> **Given data**
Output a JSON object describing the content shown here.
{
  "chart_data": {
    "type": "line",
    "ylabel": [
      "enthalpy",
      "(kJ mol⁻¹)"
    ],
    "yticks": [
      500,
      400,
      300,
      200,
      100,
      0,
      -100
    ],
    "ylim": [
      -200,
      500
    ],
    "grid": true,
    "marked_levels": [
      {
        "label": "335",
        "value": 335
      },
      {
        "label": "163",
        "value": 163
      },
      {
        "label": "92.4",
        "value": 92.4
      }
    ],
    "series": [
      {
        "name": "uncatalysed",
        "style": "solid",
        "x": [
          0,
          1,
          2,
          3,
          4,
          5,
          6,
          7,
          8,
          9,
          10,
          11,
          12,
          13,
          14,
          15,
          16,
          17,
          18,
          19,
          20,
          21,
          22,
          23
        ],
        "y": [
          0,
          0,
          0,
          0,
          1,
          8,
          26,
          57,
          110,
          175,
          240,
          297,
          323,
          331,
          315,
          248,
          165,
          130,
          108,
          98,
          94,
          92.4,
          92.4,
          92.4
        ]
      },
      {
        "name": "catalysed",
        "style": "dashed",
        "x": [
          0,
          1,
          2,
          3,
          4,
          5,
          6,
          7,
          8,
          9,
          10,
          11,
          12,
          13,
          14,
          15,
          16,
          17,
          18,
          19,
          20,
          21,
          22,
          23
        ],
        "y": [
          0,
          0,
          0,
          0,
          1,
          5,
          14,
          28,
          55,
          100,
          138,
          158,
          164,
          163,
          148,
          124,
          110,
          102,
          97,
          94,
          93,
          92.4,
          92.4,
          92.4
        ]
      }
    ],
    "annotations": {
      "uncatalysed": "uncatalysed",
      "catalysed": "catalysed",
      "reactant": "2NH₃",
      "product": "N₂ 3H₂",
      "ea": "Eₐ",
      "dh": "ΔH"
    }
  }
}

> **Set task**
Retype the material in full. Each word must match.

> **Worked answer**
Output a JSON object describing the content shown here.
{
  "chart_data": {
    "type": "line",
    "ylabel": [
      "enthalpy",
      "(kJ mol⁻¹)"
    ],
    "yticks": [
      500,
      400,
      300,
      200,
      100,
      0,
      -100
    ],
    "ylim": [
      -200,
      500
    ],
    "grid": true,
    "marked_levels": [
      {
        "label": "335",
        "value": 335
      },
      {
        "label": "163",
        "value": 163
      },
      {
        "label": "92.4",
        "value": 92.4
      }
    ],
    "series": [
      {
        "name": "uncatalysed",
        "style": "solid",
        "x": [
          0,
          1,
          2,
          3,
          4,
          5,
          6,
          7,
          8,
          9,
          10,
          11,
          12,
          13,
          14,
          15,
          16,
          17,
          18,
          19,
          20,
          21,
          22,
          23
        ],
        "y": [
          0,
          0,
          0,
          0,
          1,
          8,
          26,
          57,
          110,
          175,
          240,
          297,
          323,
          331,
          315,
          248,
          165,
          130,
          108,
          98,
          94,
          92.4,
          92.4,
          92.4
        ]
      },
      {
        "name": "catalysed",
        "style": "dashed",
        "x": [
          0,
          1,
          2,
          3,
          4,
          5,
          6,
          7,
          8,
          9,
          10,
          11,
          12,
          13,
          14,
          15,
          16,
          17,
          18,
          19,
          20,
          21,
          22,
          23
        ],
        "y": [
          0,
          0,
          0,
          0,
          1,
          5,
          14,
          28,
          55,
          100,
          138,
          158,
          164,
          163,
          148,
          124,
          110,
          102,
          97,
          94,
          93,
          92.4,
          92.4,
          92.4
        ]
      }
    ],
    "annotations": {
      "uncatalysed": "uncatalysed",
      "catalysed": "catalysed",
      "reactant": "2NH₃",
      "product": "N₂ 3H₂",
      "ea": "Eₐ",
      "dh": "ΔH"
    }
  }
}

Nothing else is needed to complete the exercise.